### The exercise
Leave out the pictures and repeat the data exactly.

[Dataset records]
————————

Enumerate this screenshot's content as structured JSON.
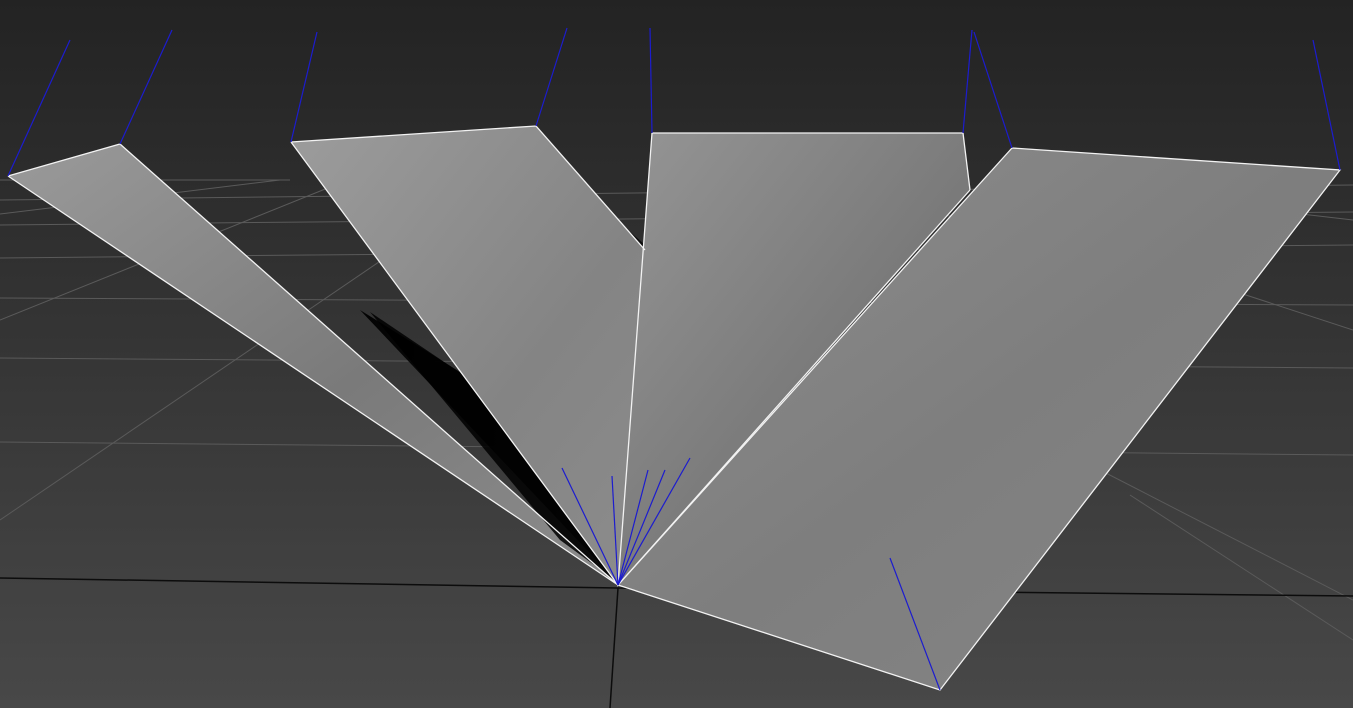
{
  "viewport": {
    "view": "perspective",
    "background_top_color": "#232323",
    "background_bottom_color": "#484848",
    "grid_color": "#5a5a5a",
    "world_axis_color": "#0c0c0c",
    "shading_mode": "smooth",
    "show_edges": true,
    "show_normals": true,
    "show_grid": true
  },
  "mesh": {
    "name": "",
    "face_count": 4,
    "shared_vertex": "fan-center",
    "face_color": "#8a8a8a",
    "edge_color": "#f2f2f2",
    "normal_color": "#1c1ccf"
  },
  "faces": [
    {
      "id": "face-1",
      "shade": "#8d8d8d",
      "shadow_side": "#161616"
    },
    {
      "id": "face-2",
      "shade": "#909090",
      "shadow_side": "#0e0e0e"
    },
    {
      "id": "face-3",
      "shade": "#8c8c8c",
      "shadow_side": "#121212"
    },
    {
      "id": "face-4",
      "shade": "#878787",
      "shadow_side": "#303030"
    }
  ]
}
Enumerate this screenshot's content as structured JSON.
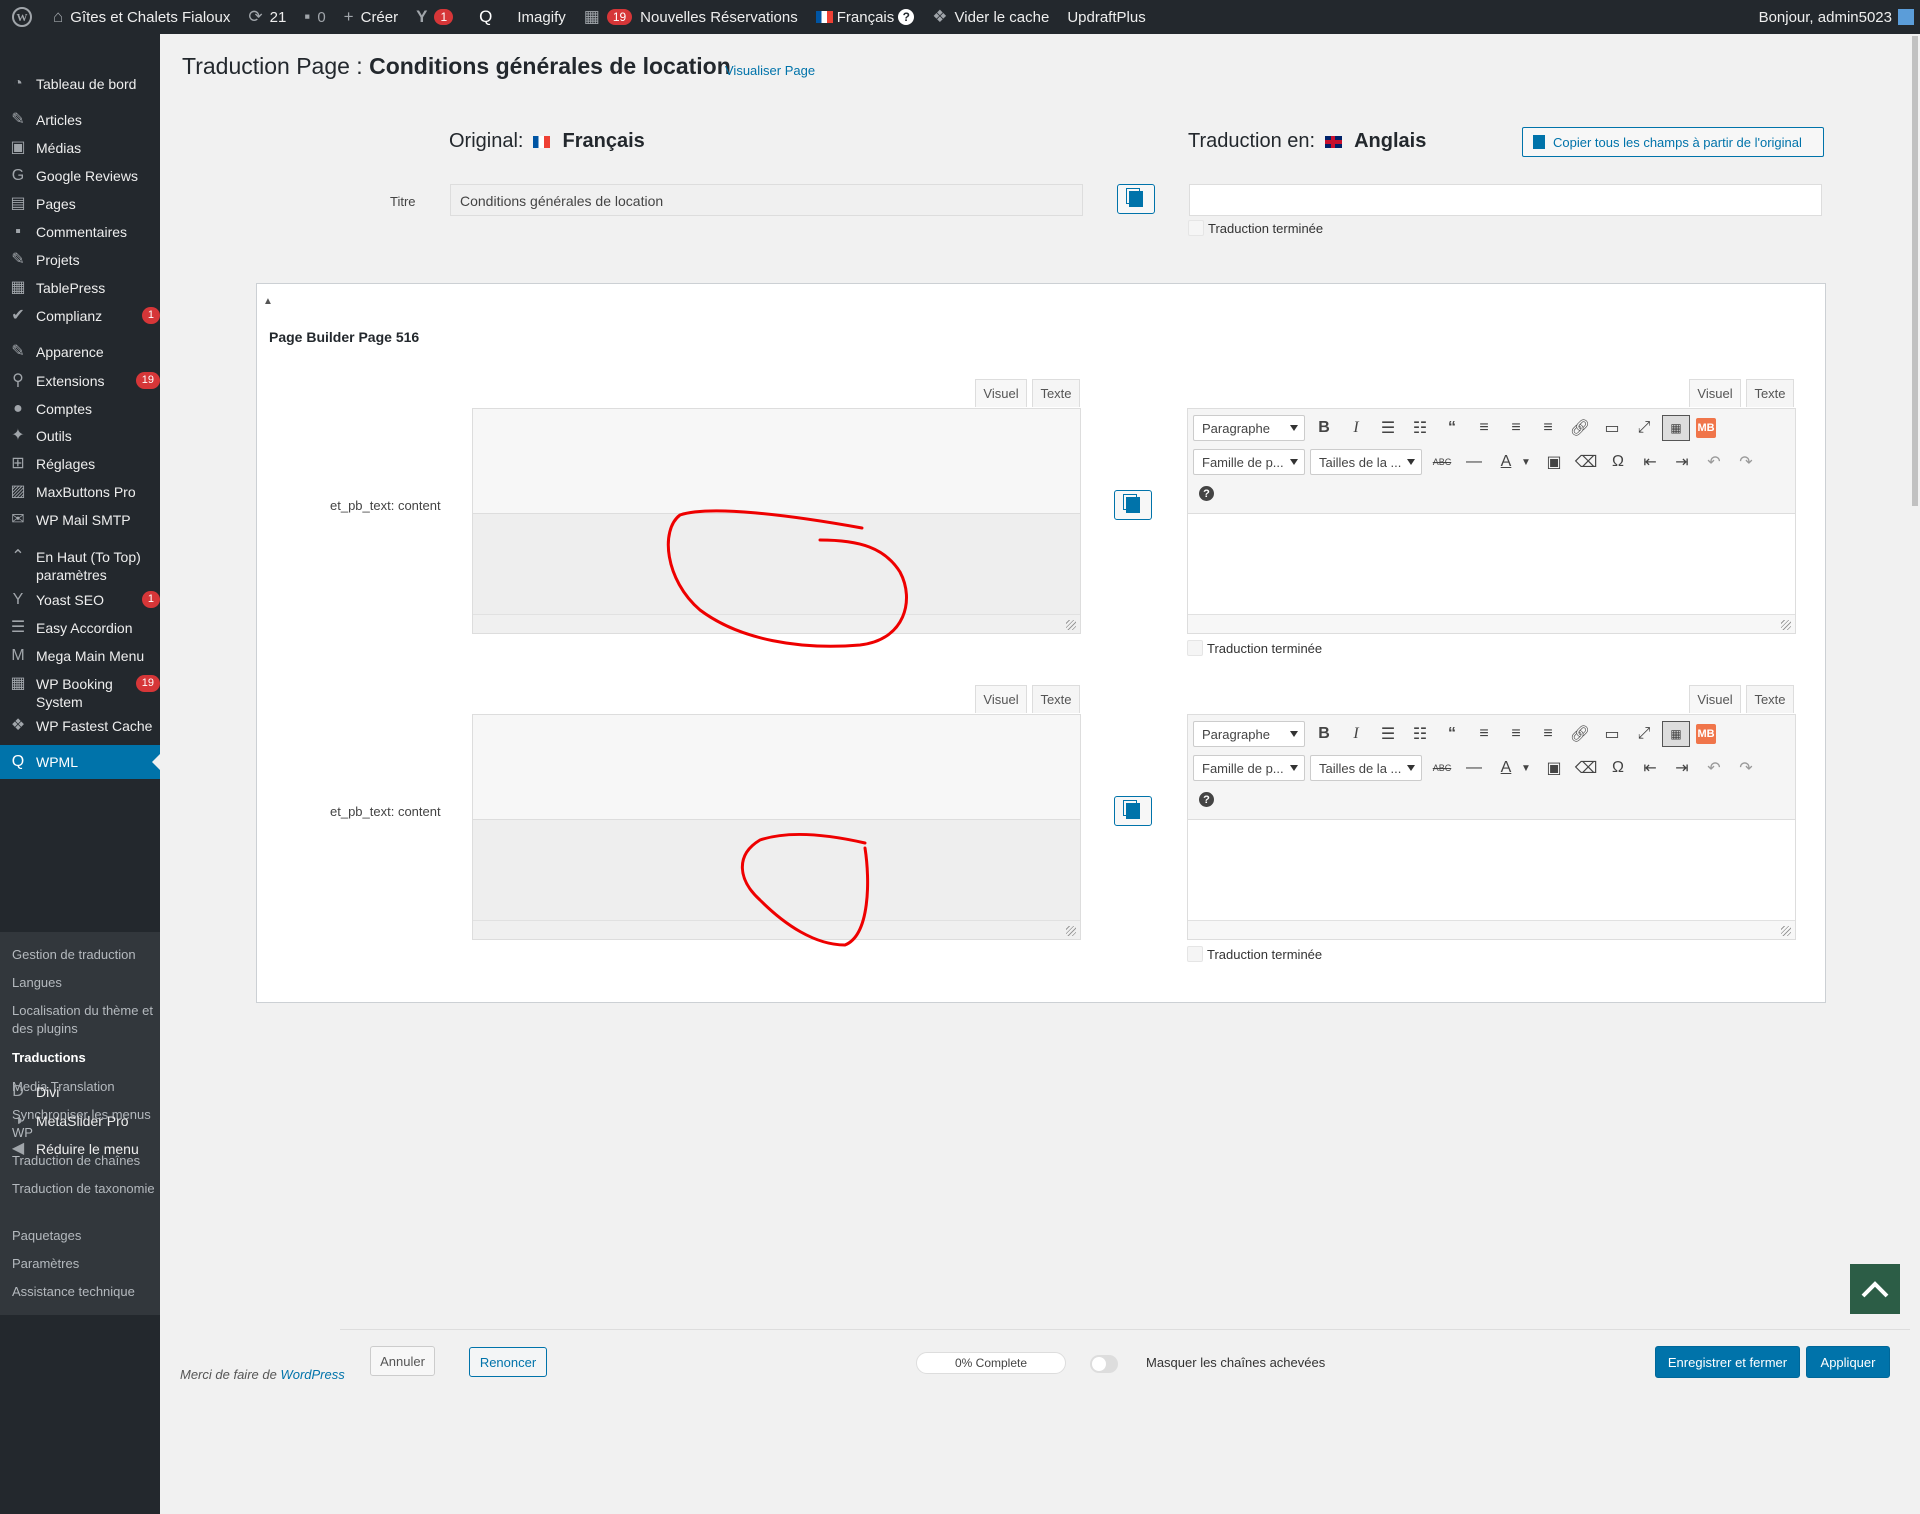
{
  "adminbar": {
    "site_name": "Gîtes et Chalets Fialoux",
    "updates_count": "21",
    "comments_count": "0",
    "new_label": "Créer",
    "yoast_badge": "1",
    "imagify_label": "Imagify",
    "reservations_badge": "19",
    "reservations_label": "Nouvelles Réservations",
    "language_label": "Français",
    "clear_cache_label": "Vider le cache",
    "updraft_label": "UpdraftPlus",
    "greeting": "Bonjour, admin5023"
  },
  "sidebar": {
    "items": [
      {
        "label": "Tableau de bord",
        "icon": "dashboard-icon"
      },
      {
        "label": "Articles",
        "icon": "pin-icon"
      },
      {
        "label": "Médias",
        "icon": "media-icon"
      },
      {
        "label": "Google Reviews",
        "icon": "google-icon"
      },
      {
        "label": "Pages",
        "icon": "pages-icon"
      },
      {
        "label": "Commentaires",
        "icon": "comment-icon"
      },
      {
        "label": "Projets",
        "icon": "pin-icon"
      },
      {
        "label": "TablePress",
        "icon": "table-icon"
      },
      {
        "label": "Complianz",
        "icon": "check-icon",
        "badge": "1"
      },
      {
        "label": "Apparence",
        "icon": "brush-icon"
      },
      {
        "label": "Extensions",
        "icon": "plugin-icon",
        "badge": "19"
      },
      {
        "label": "Comptes",
        "icon": "user-icon"
      },
      {
        "label": "Outils",
        "icon": "wrench-icon"
      },
      {
        "label": "Réglages",
        "icon": "settings-icon"
      },
      {
        "label": "MaxButtons Pro",
        "icon": "maxbuttons-icon"
      },
      {
        "label": "WP Mail SMTP",
        "icon": "mail-icon"
      },
      {
        "label": "En Haut (To Top) paramètres",
        "icon": "chevron-up-icon"
      },
      {
        "label": "Yoast SEO",
        "icon": "yoast-icon",
        "badge": "1"
      },
      {
        "label": "Easy Accordion",
        "icon": "accordion-icon"
      },
      {
        "label": "Mega Main Menu",
        "icon": "megamenu-icon"
      },
      {
        "label": "WP Booking System",
        "icon": "calendar-icon",
        "badge": "19"
      },
      {
        "label": "WP Fastest Cache",
        "icon": "cheetah-icon"
      },
      {
        "label": "WPML",
        "icon": "wpml-icon"
      },
      {
        "label": "Divi",
        "icon": "divi-icon"
      },
      {
        "label": "MetaSlider Pro",
        "icon": "metaslider-icon"
      },
      {
        "label": "Réduire le menu",
        "icon": "collapse-icon"
      }
    ],
    "submenu": [
      "Gestion de traduction",
      "Langues",
      "Localisation du thème et des plugins",
      "Traductions",
      "Media Translation",
      "Synchroniser les menus WP",
      "Traduction de chaînes",
      "Traduction de taxonomie",
      "Paquetages",
      "Paramètres",
      "Assistance technique"
    ]
  },
  "page": {
    "title_prefix": "Traduction Page : ",
    "title_name": "Conditions générales de location",
    "view_link": "Visualiser Page",
    "original_label": "Original:",
    "original_lang": "Français",
    "translation_label": "Traduction en:",
    "translation_lang": "Anglais",
    "copy_all": "Copier tous les champs à partir de l'original",
    "title_field_label": "Titre",
    "title_original_value": "Conditions générales de location",
    "translation_done": "Traduction terminée",
    "pb_title": "Page Builder Page 516",
    "field_label": "et_pb_text: content",
    "tab_visual": "Visuel",
    "tab_text": "Texte",
    "format_select": "Paragraphe",
    "font_family_select": "Famille de p...",
    "font_size_select": "Tailles de la ...",
    "mb_label": "MB"
  },
  "footer": {
    "thanks_prefix": "Merci de faire de ",
    "thanks_link": "WordPress",
    "cancel": "Annuler",
    "resign": "Renoncer",
    "progress": "0% Complete",
    "hide_completed": "Masquer les chaînes achevées",
    "save_close": "Enregistrer et fermer",
    "apply": "Appliquer"
  }
}
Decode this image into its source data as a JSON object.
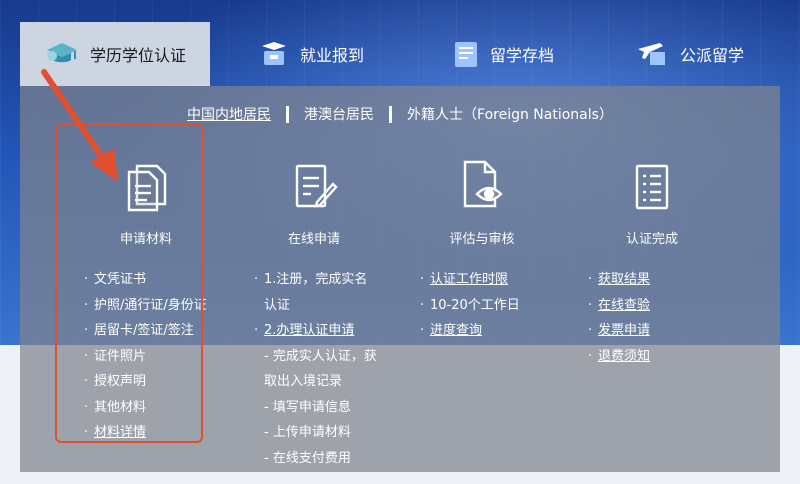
{
  "tabs": [
    {
      "label": "学历学位认证",
      "icon": "graduation-cap-icon",
      "active": true
    },
    {
      "label": "就业报到",
      "icon": "briefcase-icon",
      "active": false
    },
    {
      "label": "留学存档",
      "icon": "document-folder-icon",
      "active": false
    },
    {
      "label": "公派留学",
      "icon": "airplane-icon",
      "active": false
    }
  ],
  "subnav": [
    {
      "label": "中国内地居民",
      "active": true
    },
    {
      "label": "港澳台居民",
      "active": false
    },
    {
      "label": "外籍人士（Foreign Nationals）",
      "active": false
    }
  ],
  "steps": [
    {
      "label": "申请材料",
      "icon": "documents-icon"
    },
    {
      "label": "在线申请",
      "icon": "edit-form-icon"
    },
    {
      "label": "评估与审核",
      "icon": "review-eye-icon"
    },
    {
      "label": "认证完成",
      "icon": "checklist-icon"
    }
  ],
  "lists": {
    "materials": [
      "文凭证书",
      "护照/通行证/身份证",
      "居留卡/签证/签注",
      "证件照片",
      "授权声明",
      "其他材料",
      "材料详情"
    ],
    "apply": [
      "1.注册，完成实名",
      "认证",
      "2.办理认证申请",
      "- 完成实人认证，获",
      "取出入境记录",
      "- 填写申请信息",
      "- 上传申请材料",
      "- 在线支付费用"
    ],
    "review": [
      "认证工作时限",
      "10-20个工作日",
      "进度查询"
    ],
    "complete": [
      "获取结果",
      "在线查验",
      "发票申请",
      "退费须知"
    ]
  },
  "colors": {
    "annotation": "#e0502f",
    "active_tab": "#d7dce6",
    "banner": "#2256b8"
  }
}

————————

### The response
Enumerate this screenshot's content as structured JSON.
{
  "viewport": {
    "view": "perspective",
    "background_top_color": "#232323",
    "background_bottom_color": "#484848",
    "grid_color": "#5a5a5a",
    "world_axis_color": "#0c0c0c",
    "shading_mode": "smooth",
    "show_edges": true,
    "show_normals": true,
    "show_grid": true
  },
  "mesh": {
    "name": "",
    "face_count": 4,
    "shared_vertex": "fan-center",
    "face_color": "#8a8a8a",
    "edge_color": "#f2f2f2",
    "normal_color": "#1c1ccf"
  },
  "faces": [
    {
      "id": "face-1",
      "shade": "#8d8d8d",
      "shadow_side": "#161616"
    },
    {
      "id": "face-2",
      "shade": "#909090",
      "shadow_side": "#0e0e0e"
    },
    {
      "id": "face-3",
      "shade": "#8c8c8c",
      "shadow_side": "#121212"
    },
    {
      "id": "face-4",
      "shade": "#878787",
      "shadow_side": "#303030"
    }
  ]
}
Enumerate this screenshot's content as structured JSON.
{
  "adminbar": {
    "site_name": "Gîtes et Chalets Fialoux",
    "updates_count": "21",
    "comments_count": "0",
    "new_label": "Créer",
    "yoast_badge": "1",
    "imagify_label": "Imagify",
    "reservations_badge": "19",
    "reservations_label": "Nouvelles Réservations",
    "language_label": "Français",
    "clear_cache_label": "Vider le cache",
    "updraft_label": "UpdraftPlus",
    "greeting": "Bonjour, admin5023"
  },
  "sidebar": {
    "items": [
      {
        "label": "Tableau de bord",
        "icon": "dashboard-icon"
      },
      {
        "label": "Articles",
        "icon": "pin-icon"
      },
      {
        "label": "Médias",
        "icon": "media-icon"
      },
      {
        "label": "Google Reviews",
        "icon": "google-icon"
      },
      {
        "label": "Pages",
        "icon": "pages-icon"
      },
      {
        "label": "Commentaires",
        "icon": "comment-icon"
      },
      {
        "label": "Projets",
        "icon": "pin-icon"
      },
      {
        "label": "TablePress",
        "icon": "table-icon"
      },
      {
        "label": "Complianz",
        "icon": "check-icon",
        "badge": "1"
      },
      {
        "label": "Apparence",
        "icon": "brush-icon"
      },
      {
        "label": "Extensions",
        "icon": "plugin-icon",
        "badge": "19"
      },
      {
        "label": "Comptes",
        "icon": "user-icon"
      },
      {
        "label": "Outils",
        "icon": "wrench-icon"
      },
      {
        "label": "Réglages",
        "icon": "settings-icon"
      },
      {
        "label": "MaxButtons Pro",
        "icon": "maxbuttons-icon"
      },
      {
        "label": "WP Mail SMTP",
        "icon": "mail-icon"
      },
      {
        "label": "En Haut (To Top) paramètres",
        "icon": "chevron-up-icon"
      },
      {
        "label": "Yoast SEO",
        "icon": "yoast-icon",
        "badge": "1"
      },
      {
        "label": "Easy Accordion",
        "icon": "accordion-icon"
      },
      {
        "label": "Mega Main Menu",
        "icon": "megamenu-icon"
      },
      {
        "label": "WP Booking System",
        "icon": "calendar-icon",
        "badge": "19"
      },
      {
        "label": "WP Fastest Cache",
        "icon": "cheetah-icon"
      },
      {
        "label": "WPML",
        "icon": "wpml-icon"
      },
      {
        "label": "Divi",
        "icon": "divi-icon"
      },
      {
        "label": "MetaSlider Pro",
        "icon": "metaslider-icon"
      },
      {
        "label": "Réduire le menu",
        "icon": "collapse-icon"
      }
    ],
    "submenu": [
      "Gestion de traduction",
      "Langues",
      "Localisation du thème et des plugins",
      "Traductions",
      "Media Translation",
      "Synchroniser les menus WP",
      "Traduction de chaînes",
      "Traduction de taxonomie",
      "Paquetages",
      "Paramètres",
      "Assistance technique"
    ]
  },
  "page": {
    "title_prefix": "Traduction Page : ",
    "title_name": "Conditions générales de location",
    "view_link": "Visualiser Page",
    "original_label": "Original:",
    "original_lang": "Français",
    "translation_label": "Traduction en:",
    "translation_lang": "Anglais",
    "copy_all": "Copier tous les champs à partir de l'original",
    "title_field_label": "Titre",
    "title_original_value": "Conditions générales de location",
    "translation_done": "Traduction terminée",
    "pb_title": "Page Builder Page 516",
    "field_label": "et_pb_text: content",
    "tab_visual": "Visuel",
    "tab_text": "Texte",
    "format_select": "Paragraphe",
    "font_family_select": "Famille de p...",
    "font_size_select": "Tailles de la ...",
    "mb_label": "MB"
  },
  "footer": {
    "thanks_prefix": "Merci de faire de ",
    "thanks_link": "WordPress",
    "cancel": "Annuler",
    "resign": "Renoncer",
    "progress": "0% Complete",
    "hide_completed": "Masquer les chaînes achevées",
    "save_close": "Enregistrer et fermer",
    "apply": "Appliquer"
  }
}
Decode this image into its source data as a JSON object.
{
  "tabs": [
    {
      "label": "学历学位认证",
      "icon": "graduation-cap-icon",
      "active": true
    },
    {
      "label": "就业报到",
      "icon": "briefcase-icon",
      "active": false
    },
    {
      "label": "留学存档",
      "icon": "document-folder-icon",
      "active": false
    },
    {
      "label": "公派留学",
      "icon": "airplane-icon",
      "active": false
    }
  ],
  "subnav": [
    {
      "label": "中国内地居民",
      "active": true
    },
    {
      "label": "港澳台居民",
      "active": false
    },
    {
      "label": "外籍人士（Foreign Nationals）",
      "active": false
    }
  ],
  "steps": [
    {
      "label": "申请材料",
      "icon": "documents-icon"
    },
    {
      "label": "在线申请",
      "icon": "edit-form-icon"
    },
    {
      "label": "评估与审核",
      "icon": "review-eye-icon"
    },
    {
      "label": "认证完成",
      "icon": "checklist-icon"
    }
  ],
  "lists": {
    "materials": [
      "文凭证书",
      "护照/通行证/身份证",
      "居留卡/签证/签注",
      "证件照片",
      "授权声明",
      "其他材料",
      "材料详情"
    ],
    "apply": [
      "1.注册，完成实名",
      "认证",
      "2.办理认证申请",
      "- 完成实人认证，获",
      "取出入境记录",
      "- 填写申请信息",
      "- 上传申请材料",
      "- 在线支付费用"
    ],
    "review": [
      "认证工作时限",
      "10-20个工作日",
      "进度查询"
    ],
    "complete": [
      "获取结果",
      "在线查验",
      "发票申请",
      "退费须知"
    ]
  },
  "colors": {
    "annotation": "#e0502f",
    "active_tab": "#d7dce6",
    "banner": "#2256b8"
  }
}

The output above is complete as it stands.